Written problem a = Say whether each statement agrees with the data-preparation text, answering yes or no and quoting the words that decide it: (i) IEMOCAP contains spontaneous, natural speech from dialogue scenarios; (ii) the combined dataset holds fewer than 10,000 samples; (iii) the IEMOCAP mapping maps excited to happy.

Quoted text =
[start]

To train our most powerful model yet, we expand our data pool. In addition to RAVDESS and CREMA-D, we now incorporate the **IEMOCAP** dataset, which contains spontaneous, natural speech from dialogue scenarios. This creates a large and highly diverse dataset of over 11,000 samples, providing a robust testbed for our models.

In [None]:
# ===================================================================
# CELL 2: DATA PREPARATION
# ===================================================================
import os
import random
from sklearn.model_selection import train_test_split
import pickle

# --- Configuration ---
RAVDESS_PATH = "/content/drive/MyDrive/ser_project/ravdess_data/"
CREMA_D_PATH = "/content/drive/MyDrive/ser_project/crema_d_data/AudioWAV/"
IEMOCAP_PATH = "/content/drive/MyDrive/ser_project/iemocap_data/IEMOCAP_full_release/"

# --- Mappings (6 core emotions) ---
unified_emotion_map = { "neutral": 0, "happy": 1, "sad": 2, "angry": 3, "fearful": 4, "disgust": 5 }
ravdess_map = { "01": "neutral", "03": "happy", "04": "sad", "05": "angry", "06": "fearful", "07": "disgust" }
crema_d_map = { "NEU": "neutral", "HAP": "happy", "SAD": "sad", "ANG": "angry", "FEA": "fearful", "DIS": "disgust" }
iemocap_map = { "neu": "neutral", "hap": "happy", "sad": "sad", "ang": "angry", "fea": "fearful", "exc": "happy" } # Map excited to happy

# --- Gather files and labels from all three datasets ---
all_files = []
all_labels_str = []
print("--- GATHERING AND COUNTING FILES ---")

# Process RAVDESS
ravdess_count = 0
for root, dirs, files in os.walk(RAVDESS_PATH):
    for f in files:
        if f.endswith('.wav'):
            try:
                code = f.split("-")[2]
                if code in ravdess_map:
                    all_files.append(os.path.join(root, f))
                    all_labels_str.append(ravdess_map[code])
                    ravdess_count += 1
            except IndexError:
                continue
print(f"Found {ravdess_count} relevant files in RAVDESS.")

# Process CREMA-D
crema_d_count = 0
if os.path.exists(CREMA_D_PATH):
    for f in os.listdir(CREMA_D_PATH):
        if f.endswith('.wav'):
            try:
                code = f.split("_")[2]
                if code in crema_d_map:
                    all_files.append(os.path.join(CREMA_D_PATH, f))
                    all_labels_str.append(crema_d_map[code])
                    crema_d_count += 1
            except IndexError:
                continue
print(f"Found {crema_d_count} relevant files in CREMA-D.")

[end]

Rows =
[start]

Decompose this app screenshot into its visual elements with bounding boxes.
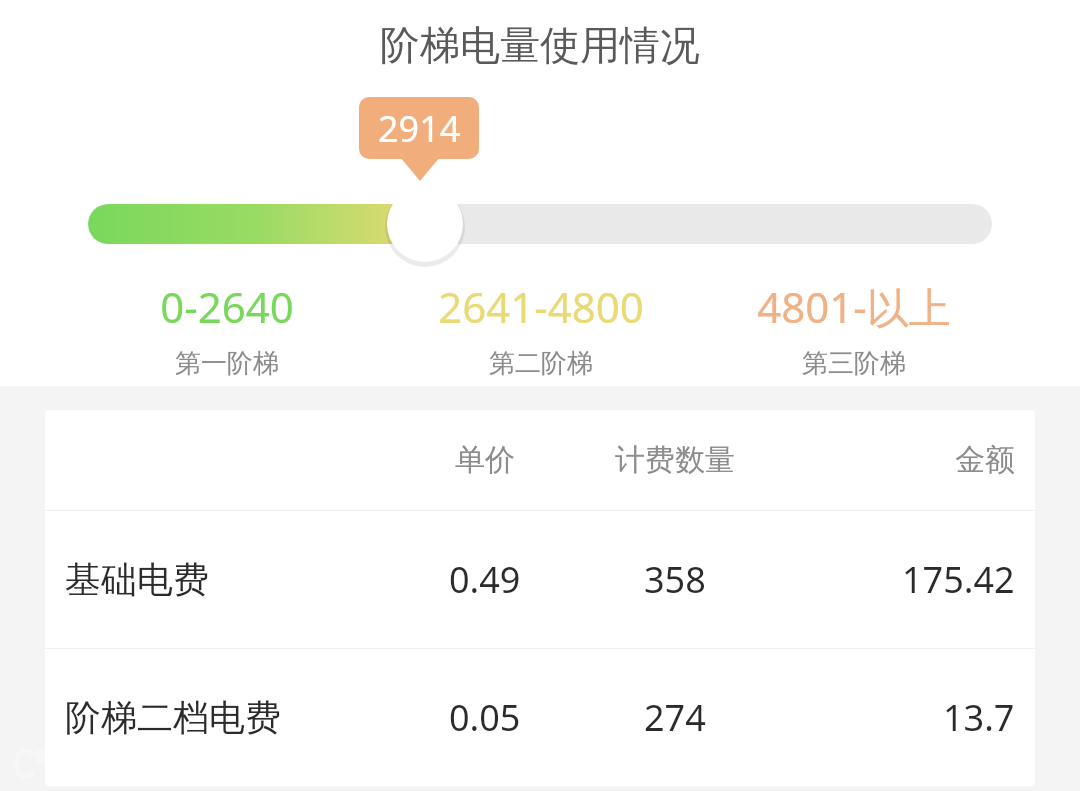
staticText: 175.42 [902, 555, 1015, 604]
button[interactable]: 0-2640 [70, 278, 384, 380]
staticText: 2914 [378, 104, 461, 153]
staticText: 0.49 [449, 555, 521, 604]
staticText: 阶梯二档电费 [65, 695, 281, 740]
button[interactable]: Slider handle [383, 182, 467, 266]
staticText: 358 [644, 555, 706, 604]
staticText: 第一阶梯 [175, 347, 279, 380]
button[interactable]: 阶梯二档电费 [45, 649, 1035, 786]
staticText: 计费数量 [615, 441, 735, 479]
button[interactable]: 基础电费 [45, 511, 1035, 648]
staticText: 274 [644, 693, 706, 742]
staticText: 2641-4800 [438, 278, 644, 335]
button[interactable]: 4801-以上 [697, 278, 1010, 380]
staticText: 第三阶梯 [802, 347, 906, 380]
staticText: 0.05 [449, 693, 521, 742]
button[interactable]: 单价 [45, 410, 1035, 510]
staticText: 4801-以上 [757, 278, 951, 335]
button[interactable] [88, 204, 992, 244]
button[interactable]: 2641-4800 [384, 278, 697, 380]
staticText: 第二阶梯 [489, 347, 593, 380]
staticText: 单价 [455, 441, 515, 479]
staticText: 金额 [955, 441, 1015, 479]
staticText: 13.7 [943, 693, 1015, 742]
staticText: 阶梯电量使用情况 [380, 20, 700, 70]
staticText: 0-2640 [160, 278, 294, 335]
staticText: 基础电费 [65, 557, 209, 602]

[end]

Written problem b = From the records, return unchanged the lines between the one holding "staticText: 175.42 [902, 555, 1015, 604]" and the one holding "staticText: 第一阶梯 [175, 347, 279, 380]", inclusive.

Answer a =
(i) Yes: "which contains spontaneous, natural speech from dialogue scenarios"
(ii) No: "over 11,000 samples"
(iii) Yes: "# Map excited to happy"

Answer b =
staticText: 175.42 [902, 555, 1015, 604]
button[interactable]: 0-2640 [70, 278, 384, 380]
staticText: 2914 [378, 104, 461, 153]
staticText: 0.49 [449, 555, 521, 604]
staticText: 阶梯二档电费 [65, 695, 281, 740]
button[interactable]: Slider handle [383, 182, 467, 266]
staticText: 358 [644, 555, 706, 604]
staticText: 第一阶梯 [175, 347, 279, 380]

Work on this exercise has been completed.